- [The problem]:
Copy out the data below from the line containing "What's the underlying" to the line containing "Parse this screenshot: output", both lines included, with all images left out.
─── Material for this task
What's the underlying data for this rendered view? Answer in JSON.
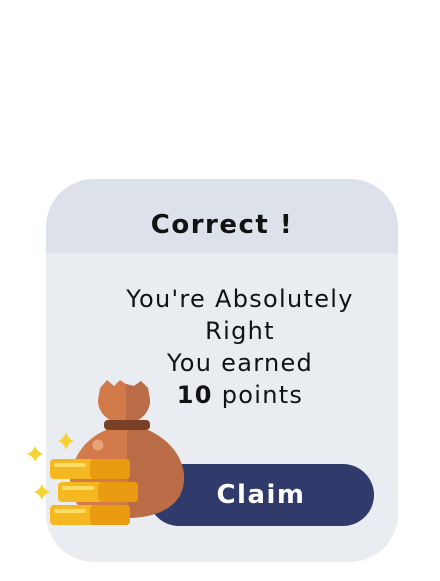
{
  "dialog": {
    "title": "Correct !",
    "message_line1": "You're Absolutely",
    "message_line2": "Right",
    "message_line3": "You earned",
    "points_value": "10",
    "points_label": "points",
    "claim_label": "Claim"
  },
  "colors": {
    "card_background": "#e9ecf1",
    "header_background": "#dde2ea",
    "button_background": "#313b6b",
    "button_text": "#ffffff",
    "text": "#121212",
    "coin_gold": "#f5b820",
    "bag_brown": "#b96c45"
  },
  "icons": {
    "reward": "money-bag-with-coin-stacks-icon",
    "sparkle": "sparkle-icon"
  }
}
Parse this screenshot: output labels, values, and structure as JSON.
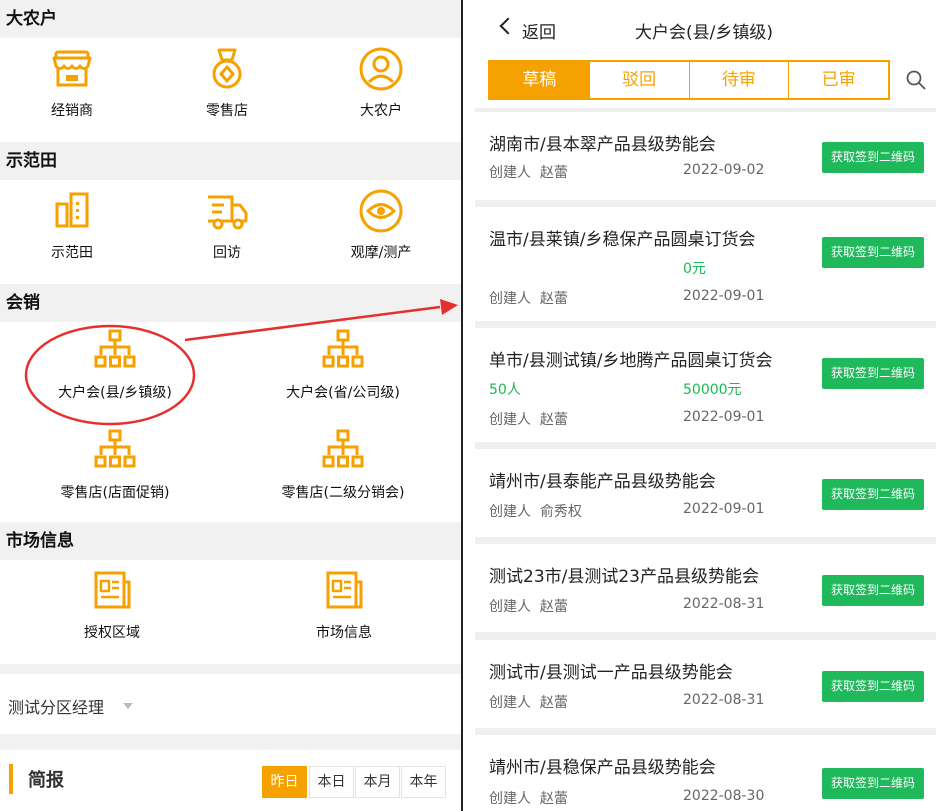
──────
─── Material for this task
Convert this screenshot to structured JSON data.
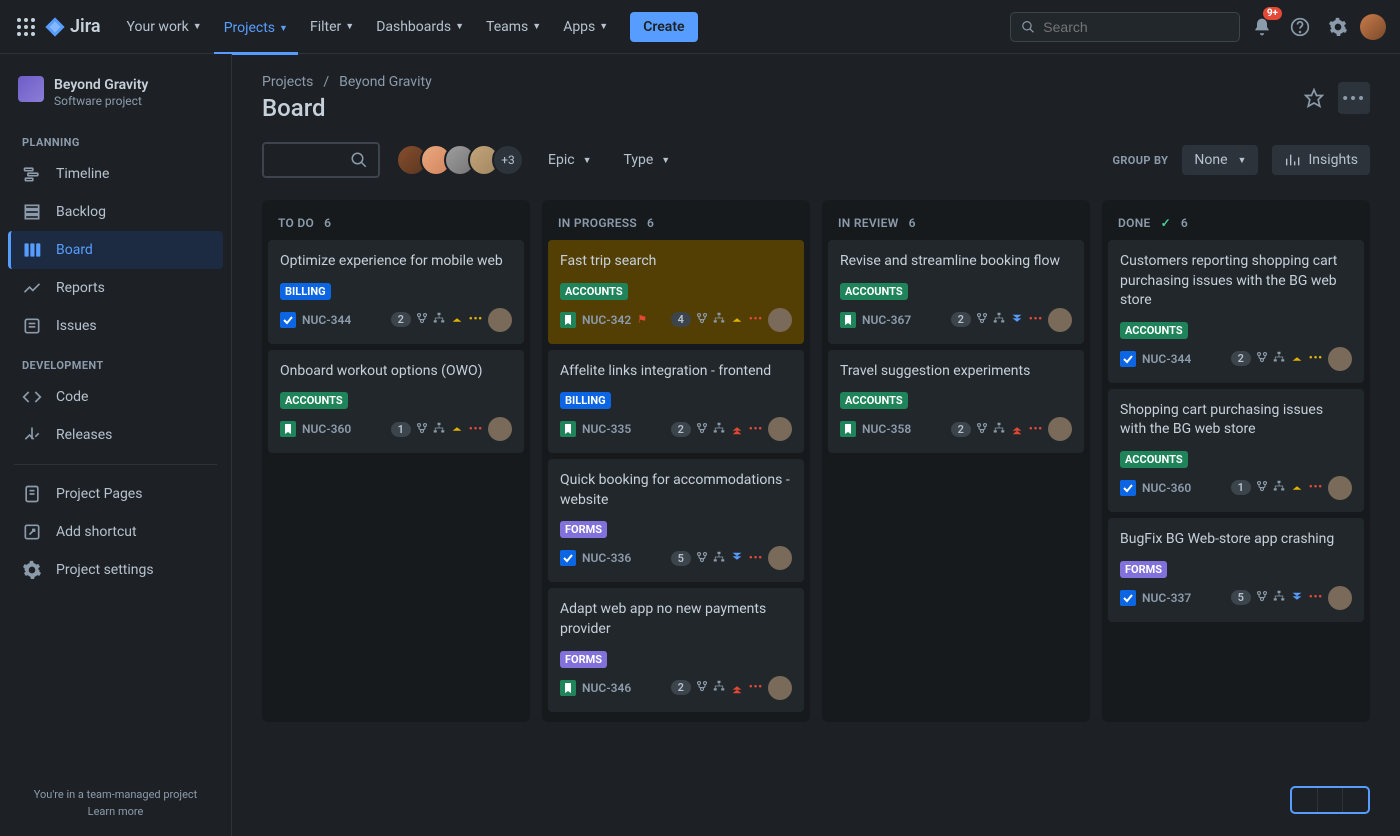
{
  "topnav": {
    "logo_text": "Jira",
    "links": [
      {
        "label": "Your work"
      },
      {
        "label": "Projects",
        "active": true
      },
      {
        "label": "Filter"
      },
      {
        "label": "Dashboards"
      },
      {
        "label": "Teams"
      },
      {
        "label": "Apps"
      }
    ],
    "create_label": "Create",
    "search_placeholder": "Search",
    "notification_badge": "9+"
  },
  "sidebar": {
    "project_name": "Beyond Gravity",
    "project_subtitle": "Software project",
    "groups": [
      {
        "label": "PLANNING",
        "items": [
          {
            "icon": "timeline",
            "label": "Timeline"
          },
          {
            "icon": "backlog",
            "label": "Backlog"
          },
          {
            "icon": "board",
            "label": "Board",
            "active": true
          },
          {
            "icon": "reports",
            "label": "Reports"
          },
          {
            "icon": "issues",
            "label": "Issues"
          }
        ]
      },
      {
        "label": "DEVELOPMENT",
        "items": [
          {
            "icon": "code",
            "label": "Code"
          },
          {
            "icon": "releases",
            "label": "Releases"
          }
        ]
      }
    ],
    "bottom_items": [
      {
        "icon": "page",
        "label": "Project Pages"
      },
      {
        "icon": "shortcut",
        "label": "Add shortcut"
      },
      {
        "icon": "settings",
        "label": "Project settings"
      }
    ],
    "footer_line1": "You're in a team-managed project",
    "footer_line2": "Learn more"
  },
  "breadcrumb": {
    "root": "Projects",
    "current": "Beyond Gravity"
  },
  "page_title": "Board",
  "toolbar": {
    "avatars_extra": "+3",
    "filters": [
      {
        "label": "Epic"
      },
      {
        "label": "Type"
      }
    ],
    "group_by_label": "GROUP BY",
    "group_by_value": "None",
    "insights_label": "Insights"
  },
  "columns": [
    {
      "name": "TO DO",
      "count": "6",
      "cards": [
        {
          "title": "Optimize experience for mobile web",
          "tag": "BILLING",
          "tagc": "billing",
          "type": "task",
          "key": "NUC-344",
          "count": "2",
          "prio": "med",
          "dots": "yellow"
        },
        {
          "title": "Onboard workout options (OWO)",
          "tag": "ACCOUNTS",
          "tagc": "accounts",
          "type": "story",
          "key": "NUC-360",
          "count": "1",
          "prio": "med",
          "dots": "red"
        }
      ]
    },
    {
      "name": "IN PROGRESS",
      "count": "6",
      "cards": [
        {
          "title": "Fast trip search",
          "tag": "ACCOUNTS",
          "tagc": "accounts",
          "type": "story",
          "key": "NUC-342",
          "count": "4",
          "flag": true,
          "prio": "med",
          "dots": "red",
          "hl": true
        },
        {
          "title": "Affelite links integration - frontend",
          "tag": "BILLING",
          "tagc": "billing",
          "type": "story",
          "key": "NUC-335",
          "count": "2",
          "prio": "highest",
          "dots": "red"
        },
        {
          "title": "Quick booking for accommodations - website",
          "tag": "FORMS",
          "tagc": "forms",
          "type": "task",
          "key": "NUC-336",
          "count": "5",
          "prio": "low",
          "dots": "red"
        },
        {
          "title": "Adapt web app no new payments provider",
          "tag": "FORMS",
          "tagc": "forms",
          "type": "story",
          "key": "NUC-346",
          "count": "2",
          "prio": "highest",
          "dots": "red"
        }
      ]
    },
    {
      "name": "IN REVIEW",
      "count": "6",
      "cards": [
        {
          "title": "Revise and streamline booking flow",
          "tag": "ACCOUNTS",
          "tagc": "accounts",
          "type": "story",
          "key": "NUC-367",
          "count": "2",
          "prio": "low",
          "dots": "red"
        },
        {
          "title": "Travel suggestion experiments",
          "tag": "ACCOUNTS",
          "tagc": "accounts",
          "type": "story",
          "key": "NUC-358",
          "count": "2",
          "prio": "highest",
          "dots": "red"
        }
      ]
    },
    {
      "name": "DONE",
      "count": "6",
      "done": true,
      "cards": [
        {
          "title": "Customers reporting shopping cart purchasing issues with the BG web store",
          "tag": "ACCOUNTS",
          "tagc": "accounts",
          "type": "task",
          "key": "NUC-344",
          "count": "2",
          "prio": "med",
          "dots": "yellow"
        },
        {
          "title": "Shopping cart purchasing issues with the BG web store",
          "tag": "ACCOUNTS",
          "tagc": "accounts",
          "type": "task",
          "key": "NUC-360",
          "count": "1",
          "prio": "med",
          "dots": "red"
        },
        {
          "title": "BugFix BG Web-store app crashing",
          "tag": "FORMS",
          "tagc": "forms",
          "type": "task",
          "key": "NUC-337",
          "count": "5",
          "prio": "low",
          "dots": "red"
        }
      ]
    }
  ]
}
──────
─── Material for this task
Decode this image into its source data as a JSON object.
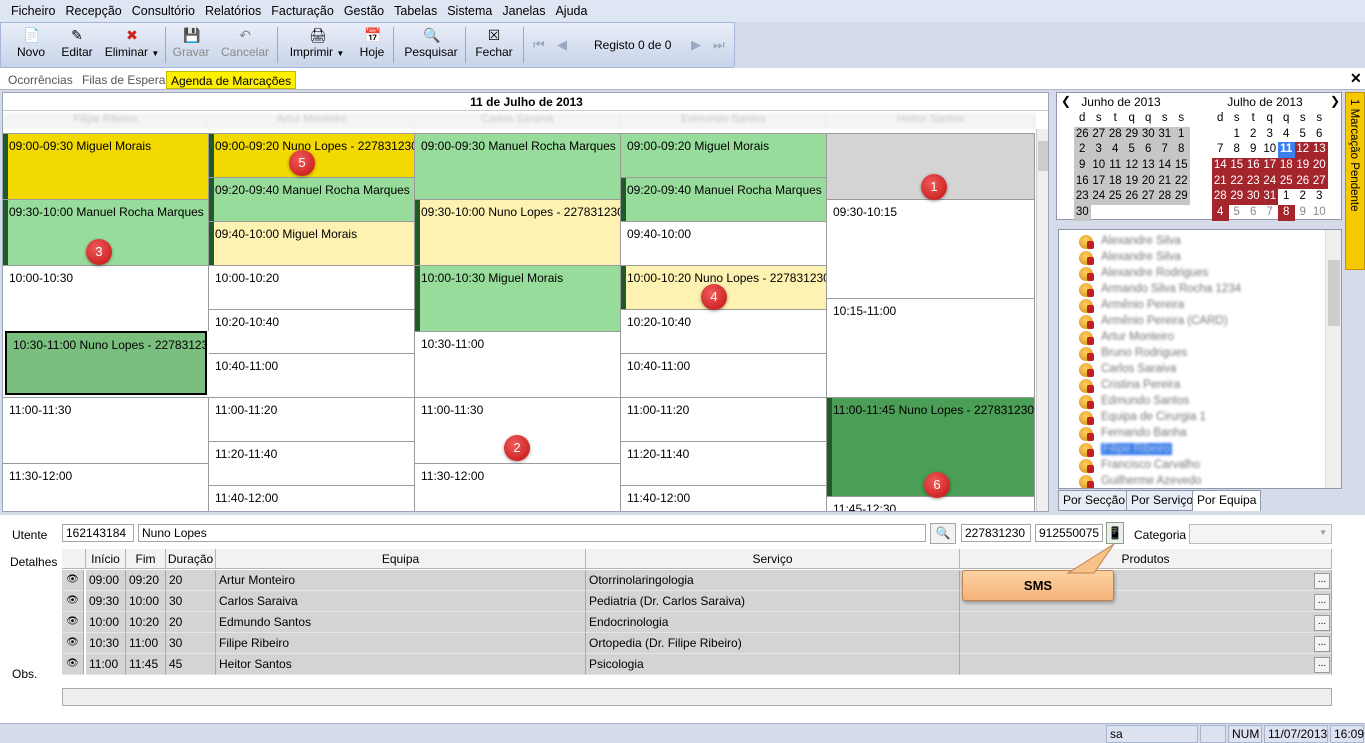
──────
- [Exercise response]:
What's the underlying data for this rendered view? Answer in JSON.
{
  "dialog": {
    "title": "Correct !",
    "message_line1": "You're Absolutely",
    "message_line2": "Right",
    "message_line3": "You earned",
    "points_value": "10",
    "points_label": "points",
    "claim_label": "Claim"
  },
  "colors": {
    "card_background": "#e9ecf1",
    "header_background": "#dde2ea",
    "button_background": "#313b6b",
    "button_text": "#ffffff",
    "text": "#121212",
    "coin_gold": "#f5b820",
    "bag_brown": "#b96c45"
  },
  "icons": {
    "reward": "money-bag-with-coin-stacks-icon",
    "sparkle": "sparkle-icon"
  }
}
Parse this screenshot: output labels, values, and structure as JSON.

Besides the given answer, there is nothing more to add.